::: DATA RECORDS :::
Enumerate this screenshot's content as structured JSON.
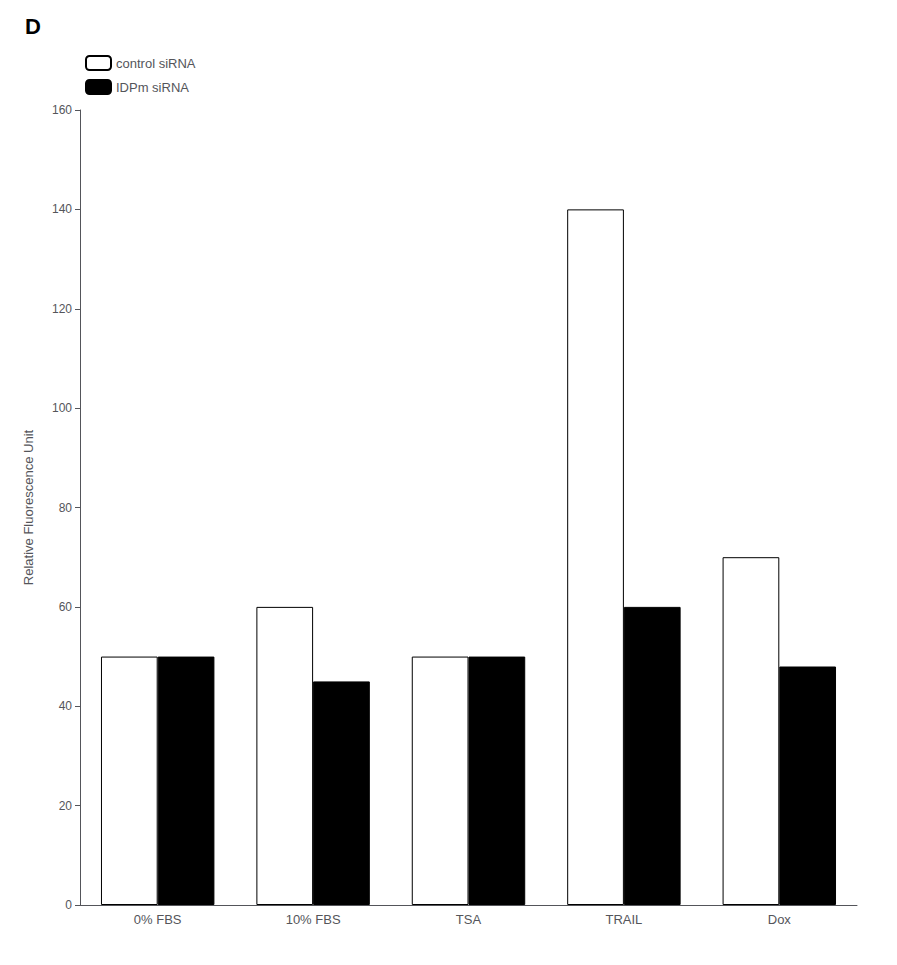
{
  "chart_data": {
    "type": "bar",
    "title": "D",
    "categories": [
      "0% FBS",
      "10% FBS",
      "TSA",
      "TRAIL",
      "Dox"
    ],
    "series": [
      {
        "name": "control siRNA",
        "color": "#ffffff",
        "values": [
          50,
          60,
          50,
          140,
          70
        ]
      },
      {
        "name": "IDPm siRNA",
        "color": "#000000",
        "values": [
          50,
          45,
          50,
          60,
          48
        ]
      }
    ],
    "ylabel": "Relative Fluorescence Unit",
    "ylim": [
      0,
      160
    ],
    "yticks": [
      0,
      20,
      40,
      60,
      80,
      100,
      120,
      140,
      160
    ],
    "legend": "upper left",
    "grid": false
  }
}
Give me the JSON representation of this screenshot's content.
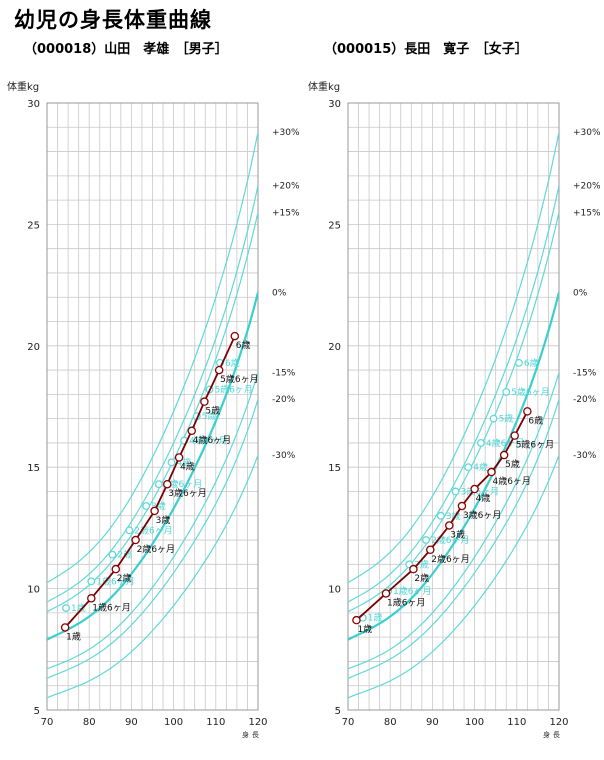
{
  "header": {
    "title": "幼児の身長体重曲線"
  },
  "colors": {
    "grid": "#c8c8c8",
    "reference": "#5fd9d9",
    "reference_mean": "#39cfcf",
    "child_line": "#7a0000",
    "child_marker_fill": "#ffffff",
    "child_marker_stroke": "#8b0000"
  },
  "chart_data": [
    {
      "type": "line",
      "subtitle": "（000018）山田　孝雄　［男子］",
      "ylabel": "体重kg",
      "xlabel": "身長",
      "xlim": [
        70,
        120
      ],
      "ylim": [
        5,
        30
      ],
      "xticks": [
        70,
        80,
        90,
        100,
        110,
        120
      ],
      "yticks": [
        5,
        10,
        15,
        20,
        25,
        30
      ],
      "grid": true,
      "reference_curves": [
        {
          "label": "+30%",
          "label_y": 28.8,
          "x": [
            70,
            80,
            90,
            100,
            110,
            120
          ],
          "y": [
            10.25,
            11.5,
            13.8,
            17.3,
            22.0,
            28.8
          ]
        },
        {
          "label": "+20%",
          "label_y": 26.6,
          "x": [
            70,
            80,
            90,
            100,
            110,
            120
          ],
          "y": [
            9.45,
            10.6,
            12.75,
            16.0,
            20.3,
            26.6
          ]
        },
        {
          "label": "+15%",
          "label_y": 25.5,
          "x": [
            70,
            80,
            90,
            100,
            110,
            120
          ],
          "y": [
            9.05,
            10.15,
            12.2,
            15.3,
            19.45,
            25.5
          ]
        },
        {
          "label": "0%",
          "label_y": 22.2,
          "x": [
            70,
            80,
            90,
            100,
            110,
            120
          ],
          "y": [
            7.9,
            8.85,
            10.6,
            13.3,
            16.9,
            22.2
          ]
        },
        {
          "label": "-15%",
          "label_y": 18.9,
          "x": [
            70,
            80,
            90,
            100,
            110,
            120
          ],
          "y": [
            6.7,
            7.5,
            9.0,
            11.3,
            14.4,
            18.9
          ]
        },
        {
          "label": "-20%",
          "label_y": 17.8,
          "x": [
            70,
            80,
            90,
            100,
            110,
            120
          ],
          "y": [
            6.3,
            7.1,
            8.5,
            10.65,
            13.5,
            17.8
          ]
        },
        {
          "label": "-30%",
          "label_y": 15.5,
          "x": [
            70,
            80,
            90,
            100,
            110,
            120
          ],
          "y": [
            5.5,
            6.2,
            7.4,
            9.3,
            11.85,
            15.5
          ]
        }
      ],
      "standard_points": [
        {
          "age": "1歳",
          "x": 74.5,
          "y": 9.2
        },
        {
          "age": "1歳6ヶ月",
          "x": 80.5,
          "y": 10.3
        },
        {
          "age": "2歳",
          "x": 85.5,
          "y": 11.4
        },
        {
          "age": "2歳6ヶ月",
          "x": 89.5,
          "y": 12.4
        },
        {
          "age": "3歳",
          "x": 93.5,
          "y": 13.4
        },
        {
          "age": "3歳6ヶ月",
          "x": 96.5,
          "y": 14.3
        },
        {
          "age": "4歳",
          "x": 99.5,
          "y": 15.2
        },
        {
          "age": "4歳6ヶ月",
          "x": 102.5,
          "y": 16.1
        },
        {
          "age": "5歳",
          "x": 105.5,
          "y": 17.1
        },
        {
          "age": "5歳6ヶ月",
          "x": 108.5,
          "y": 18.2
        },
        {
          "age": "6歳",
          "x": 111.0,
          "y": 19.3
        }
      ],
      "series": [
        {
          "name": "山田　孝雄",
          "points": [
            {
              "age": "1歳",
              "x": 74.3,
              "y": 8.4
            },
            {
              "age": "1歳6ヶ月",
              "x": 80.5,
              "y": 9.6
            },
            {
              "age": "2歳",
              "x": 86.3,
              "y": 10.8
            },
            {
              "age": "2歳6ヶ月",
              "x": 91.0,
              "y": 12.0
            },
            {
              "age": "3歳",
              "x": 95.5,
              "y": 13.2
            },
            {
              "age": "3歳6ヶ月",
              "x": 98.5,
              "y": 14.3
            },
            {
              "age": "4歳",
              "x": 101.3,
              "y": 15.4
            },
            {
              "age": "4歳6ヶ月",
              "x": 104.3,
              "y": 16.5
            },
            {
              "age": "5歳",
              "x": 107.3,
              "y": 17.7
            },
            {
              "age": "5歳6ヶ月",
              "x": 110.8,
              "y": 19.0
            },
            {
              "age": "6歳",
              "x": 114.5,
              "y": 20.4
            }
          ]
        }
      ]
    },
    {
      "type": "line",
      "subtitle": "（000015）長田　寛子　［女子］",
      "ylabel": "体重kg",
      "xlabel": "身長",
      "xlim": [
        70,
        120
      ],
      "ylim": [
        5,
        30
      ],
      "xticks": [
        70,
        80,
        90,
        100,
        110,
        120
      ],
      "yticks": [
        5,
        10,
        15,
        20,
        25,
        30
      ],
      "grid": true,
      "reference_curves": [
        {
          "label": "+30%",
          "label_y": 28.8,
          "x": [
            70,
            80,
            90,
            100,
            110,
            120
          ],
          "y": [
            10.25,
            11.5,
            13.8,
            17.3,
            22.0,
            28.8
          ]
        },
        {
          "label": "+20%",
          "label_y": 26.6,
          "x": [
            70,
            80,
            90,
            100,
            110,
            120
          ],
          "y": [
            9.45,
            10.6,
            12.75,
            16.0,
            20.3,
            26.6
          ]
        },
        {
          "label": "+15%",
          "label_y": 25.5,
          "x": [
            70,
            80,
            90,
            100,
            110,
            120
          ],
          "y": [
            9.05,
            10.15,
            12.2,
            15.3,
            19.45,
            25.5
          ]
        },
        {
          "label": "0%",
          "label_y": 22.2,
          "x": [
            70,
            80,
            90,
            100,
            110,
            120
          ],
          "y": [
            7.9,
            8.85,
            10.6,
            13.3,
            16.9,
            22.2
          ]
        },
        {
          "label": "-15%",
          "label_y": 18.9,
          "x": [
            70,
            80,
            90,
            100,
            110,
            120
          ],
          "y": [
            6.7,
            7.5,
            9.0,
            11.3,
            14.4,
            18.9
          ]
        },
        {
          "label": "-20%",
          "label_y": 17.8,
          "x": [
            70,
            80,
            90,
            100,
            110,
            120
          ],
          "y": [
            6.3,
            7.1,
            8.5,
            10.65,
            13.5,
            17.8
          ]
        },
        {
          "label": "-30%",
          "label_y": 15.5,
          "x": [
            70,
            80,
            90,
            100,
            110,
            120
          ],
          "y": [
            5.5,
            6.2,
            7.4,
            9.3,
            11.85,
            15.5
          ]
        }
      ],
      "standard_points": [
        {
          "age": "1歳",
          "x": 73.5,
          "y": 8.8
        },
        {
          "age": "1歳6ヶ月",
          "x": 79.5,
          "y": 9.9
        },
        {
          "age": "2歳",
          "x": 84.5,
          "y": 11.0
        },
        {
          "age": "2歳6ヶ月",
          "x": 88.5,
          "y": 12.0
        },
        {
          "age": "3歳",
          "x": 92.0,
          "y": 13.0
        },
        {
          "age": "3歳6ヶ月",
          "x": 95.5,
          "y": 14.0
        },
        {
          "age": "4歳",
          "x": 98.5,
          "y": 15.0
        },
        {
          "age": "4歳6ヶ月",
          "x": 101.5,
          "y": 16.0
        },
        {
          "age": "5歳",
          "x": 104.5,
          "y": 17.0
        },
        {
          "age": "5歳6ヶ月",
          "x": 107.5,
          "y": 18.1
        },
        {
          "age": "6歳",
          "x": 110.5,
          "y": 19.3
        }
      ],
      "series": [
        {
          "name": "長田　寛子",
          "points": [
            {
              "age": "1歳",
              "x": 72.0,
              "y": 8.7
            },
            {
              "age": "1歳6ヶ月",
              "x": 79.0,
              "y": 9.8
            },
            {
              "age": "2歳",
              "x": 85.5,
              "y": 10.8
            },
            {
              "age": "2歳6ヶ月",
              "x": 89.5,
              "y": 11.6
            },
            {
              "age": "3歳",
              "x": 94.0,
              "y": 12.6
            },
            {
              "age": "3歳6ヶ月",
              "x": 97.0,
              "y": 13.4
            },
            {
              "age": "4歳",
              "x": 100.0,
              "y": 14.1
            },
            {
              "age": "4歳6ヶ月",
              "x": 104.0,
              "y": 14.8
            },
            {
              "age": "5歳",
              "x": 107.0,
              "y": 15.5
            },
            {
              "age": "5歳6ヶ月",
              "x": 109.5,
              "y": 16.3
            },
            {
              "age": "6歳",
              "x": 112.5,
              "y": 17.3
            }
          ]
        }
      ]
    }
  ]
}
:::
> **EXERCISE REQUIREMENTS**
Lines that include the word "screenshot" are to be extracted from the data above.

> **EXERCISE ANSWER**
Enumerate this screenshot's content as structured JSON.
Give me the JSON representation of this screenshot's content.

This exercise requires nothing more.